§ INSTRUCTIONS TO FOLLOW
Count the lines below that contain the word "Xuân". Give only the number.

(Recorded data)
+++
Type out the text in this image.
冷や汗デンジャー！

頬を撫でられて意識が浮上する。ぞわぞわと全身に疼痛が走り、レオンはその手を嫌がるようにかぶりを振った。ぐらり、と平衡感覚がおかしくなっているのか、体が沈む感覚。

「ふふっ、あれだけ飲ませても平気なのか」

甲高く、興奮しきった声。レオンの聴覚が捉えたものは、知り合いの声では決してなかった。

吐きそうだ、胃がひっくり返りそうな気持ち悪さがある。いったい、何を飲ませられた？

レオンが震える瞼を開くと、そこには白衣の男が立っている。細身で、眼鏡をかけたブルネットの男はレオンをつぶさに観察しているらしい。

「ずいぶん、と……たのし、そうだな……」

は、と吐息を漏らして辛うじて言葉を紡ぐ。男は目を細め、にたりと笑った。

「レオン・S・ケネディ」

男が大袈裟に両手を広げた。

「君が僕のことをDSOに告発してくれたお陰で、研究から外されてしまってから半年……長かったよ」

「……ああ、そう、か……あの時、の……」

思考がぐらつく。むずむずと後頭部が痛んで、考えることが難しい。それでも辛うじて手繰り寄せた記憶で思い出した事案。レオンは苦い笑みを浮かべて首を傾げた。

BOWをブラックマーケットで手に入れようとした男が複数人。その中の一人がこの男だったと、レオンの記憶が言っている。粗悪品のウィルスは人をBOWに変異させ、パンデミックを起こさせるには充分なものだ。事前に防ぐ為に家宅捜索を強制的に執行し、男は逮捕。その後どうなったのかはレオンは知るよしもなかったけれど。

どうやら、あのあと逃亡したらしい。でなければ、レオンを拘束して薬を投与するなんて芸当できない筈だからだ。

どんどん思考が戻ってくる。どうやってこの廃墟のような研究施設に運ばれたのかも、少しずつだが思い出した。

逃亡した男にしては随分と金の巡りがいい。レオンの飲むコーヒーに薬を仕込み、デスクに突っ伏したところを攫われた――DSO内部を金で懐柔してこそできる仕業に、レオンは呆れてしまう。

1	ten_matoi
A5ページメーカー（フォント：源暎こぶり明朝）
+++
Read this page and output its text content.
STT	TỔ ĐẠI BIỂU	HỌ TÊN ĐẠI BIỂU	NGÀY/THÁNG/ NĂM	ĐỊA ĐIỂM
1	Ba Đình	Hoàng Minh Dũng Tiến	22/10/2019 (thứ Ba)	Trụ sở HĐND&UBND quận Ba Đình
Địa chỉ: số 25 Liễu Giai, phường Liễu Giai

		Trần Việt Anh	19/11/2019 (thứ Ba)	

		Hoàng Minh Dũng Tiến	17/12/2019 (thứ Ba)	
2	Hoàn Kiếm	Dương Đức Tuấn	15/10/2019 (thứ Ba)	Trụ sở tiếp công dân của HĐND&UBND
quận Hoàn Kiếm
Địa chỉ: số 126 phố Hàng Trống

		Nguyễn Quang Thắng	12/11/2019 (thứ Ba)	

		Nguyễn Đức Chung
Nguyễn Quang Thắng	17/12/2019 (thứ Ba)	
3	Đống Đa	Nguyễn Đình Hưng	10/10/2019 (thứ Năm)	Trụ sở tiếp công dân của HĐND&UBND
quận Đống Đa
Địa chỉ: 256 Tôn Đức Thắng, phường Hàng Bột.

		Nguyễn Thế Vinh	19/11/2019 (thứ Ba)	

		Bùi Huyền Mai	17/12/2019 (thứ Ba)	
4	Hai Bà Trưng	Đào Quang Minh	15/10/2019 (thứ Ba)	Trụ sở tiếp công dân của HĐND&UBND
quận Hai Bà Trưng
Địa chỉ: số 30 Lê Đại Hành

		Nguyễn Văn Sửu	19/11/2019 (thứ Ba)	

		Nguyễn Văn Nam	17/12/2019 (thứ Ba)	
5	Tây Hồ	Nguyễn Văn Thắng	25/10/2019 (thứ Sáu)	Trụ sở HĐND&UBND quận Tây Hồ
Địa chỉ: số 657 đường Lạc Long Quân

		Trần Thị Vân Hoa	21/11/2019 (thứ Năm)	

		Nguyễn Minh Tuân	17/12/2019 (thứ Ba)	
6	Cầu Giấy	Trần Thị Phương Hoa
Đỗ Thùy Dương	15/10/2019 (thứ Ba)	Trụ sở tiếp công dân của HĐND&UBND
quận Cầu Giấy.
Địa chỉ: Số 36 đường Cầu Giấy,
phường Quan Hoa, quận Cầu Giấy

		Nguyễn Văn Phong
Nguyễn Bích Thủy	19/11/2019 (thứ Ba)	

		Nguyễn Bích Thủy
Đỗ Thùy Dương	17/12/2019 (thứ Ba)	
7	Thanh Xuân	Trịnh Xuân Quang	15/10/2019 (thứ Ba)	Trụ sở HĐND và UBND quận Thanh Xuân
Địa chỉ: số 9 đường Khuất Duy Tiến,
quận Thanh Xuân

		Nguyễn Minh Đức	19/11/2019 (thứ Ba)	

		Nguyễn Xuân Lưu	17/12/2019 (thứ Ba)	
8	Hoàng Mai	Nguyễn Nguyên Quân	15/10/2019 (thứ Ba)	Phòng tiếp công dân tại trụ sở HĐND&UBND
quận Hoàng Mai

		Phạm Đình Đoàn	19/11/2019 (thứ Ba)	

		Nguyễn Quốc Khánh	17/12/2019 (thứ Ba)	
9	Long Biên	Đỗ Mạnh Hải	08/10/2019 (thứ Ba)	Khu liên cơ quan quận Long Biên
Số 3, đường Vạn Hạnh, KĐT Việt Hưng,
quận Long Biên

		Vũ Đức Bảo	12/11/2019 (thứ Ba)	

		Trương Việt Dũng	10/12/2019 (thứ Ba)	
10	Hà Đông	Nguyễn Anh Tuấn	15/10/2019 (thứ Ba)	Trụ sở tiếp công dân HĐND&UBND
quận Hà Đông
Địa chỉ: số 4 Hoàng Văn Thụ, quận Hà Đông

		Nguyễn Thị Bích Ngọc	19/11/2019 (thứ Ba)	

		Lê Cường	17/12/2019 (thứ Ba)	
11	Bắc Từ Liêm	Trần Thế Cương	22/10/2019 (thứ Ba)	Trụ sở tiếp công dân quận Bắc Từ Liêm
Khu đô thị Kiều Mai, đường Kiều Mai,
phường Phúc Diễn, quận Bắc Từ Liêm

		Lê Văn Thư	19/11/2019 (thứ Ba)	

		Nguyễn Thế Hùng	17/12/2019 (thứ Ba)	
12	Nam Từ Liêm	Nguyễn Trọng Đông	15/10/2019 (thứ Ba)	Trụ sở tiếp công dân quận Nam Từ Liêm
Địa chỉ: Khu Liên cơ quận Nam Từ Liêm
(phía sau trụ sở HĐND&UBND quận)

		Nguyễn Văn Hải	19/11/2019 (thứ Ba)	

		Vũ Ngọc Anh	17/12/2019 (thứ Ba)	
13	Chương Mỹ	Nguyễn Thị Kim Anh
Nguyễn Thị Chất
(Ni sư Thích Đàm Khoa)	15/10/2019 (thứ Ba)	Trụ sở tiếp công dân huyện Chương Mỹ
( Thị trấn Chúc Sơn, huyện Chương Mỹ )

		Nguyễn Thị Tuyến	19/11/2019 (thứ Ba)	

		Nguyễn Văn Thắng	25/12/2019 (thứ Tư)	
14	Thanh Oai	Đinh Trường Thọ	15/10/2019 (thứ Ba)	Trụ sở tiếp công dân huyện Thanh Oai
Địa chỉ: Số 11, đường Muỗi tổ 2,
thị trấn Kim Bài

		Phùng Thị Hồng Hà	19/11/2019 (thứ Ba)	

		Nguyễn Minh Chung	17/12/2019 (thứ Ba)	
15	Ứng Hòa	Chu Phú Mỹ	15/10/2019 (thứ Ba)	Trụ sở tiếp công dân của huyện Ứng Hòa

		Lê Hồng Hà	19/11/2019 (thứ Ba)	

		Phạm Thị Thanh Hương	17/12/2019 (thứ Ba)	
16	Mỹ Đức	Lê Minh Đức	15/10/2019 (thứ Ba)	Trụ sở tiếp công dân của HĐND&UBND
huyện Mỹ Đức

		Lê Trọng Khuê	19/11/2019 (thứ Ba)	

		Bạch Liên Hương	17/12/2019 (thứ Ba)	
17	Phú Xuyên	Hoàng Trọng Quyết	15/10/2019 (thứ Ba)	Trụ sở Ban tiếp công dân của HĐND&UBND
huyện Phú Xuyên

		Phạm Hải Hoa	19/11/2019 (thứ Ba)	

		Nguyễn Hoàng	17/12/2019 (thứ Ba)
+++
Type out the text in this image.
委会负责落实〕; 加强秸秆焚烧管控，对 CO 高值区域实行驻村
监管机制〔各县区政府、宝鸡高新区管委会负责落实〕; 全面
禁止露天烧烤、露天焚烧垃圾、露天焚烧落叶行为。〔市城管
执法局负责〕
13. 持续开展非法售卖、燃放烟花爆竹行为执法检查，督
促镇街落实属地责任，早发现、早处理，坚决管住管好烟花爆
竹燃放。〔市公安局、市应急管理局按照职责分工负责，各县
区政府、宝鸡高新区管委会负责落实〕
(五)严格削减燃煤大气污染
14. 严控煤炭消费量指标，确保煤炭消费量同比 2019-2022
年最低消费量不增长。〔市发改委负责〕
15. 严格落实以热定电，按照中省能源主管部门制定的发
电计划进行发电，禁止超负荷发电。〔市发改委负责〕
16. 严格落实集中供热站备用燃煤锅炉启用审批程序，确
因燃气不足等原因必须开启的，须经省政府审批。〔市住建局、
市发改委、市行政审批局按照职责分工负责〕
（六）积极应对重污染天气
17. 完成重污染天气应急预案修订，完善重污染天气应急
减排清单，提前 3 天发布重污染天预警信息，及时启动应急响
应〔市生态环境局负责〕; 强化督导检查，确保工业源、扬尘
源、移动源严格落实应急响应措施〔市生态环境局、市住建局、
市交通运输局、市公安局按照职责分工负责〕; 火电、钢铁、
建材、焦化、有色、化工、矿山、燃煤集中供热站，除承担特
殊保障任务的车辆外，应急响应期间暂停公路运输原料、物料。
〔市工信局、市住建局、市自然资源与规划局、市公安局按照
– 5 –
+++
§ THE ANSWER
3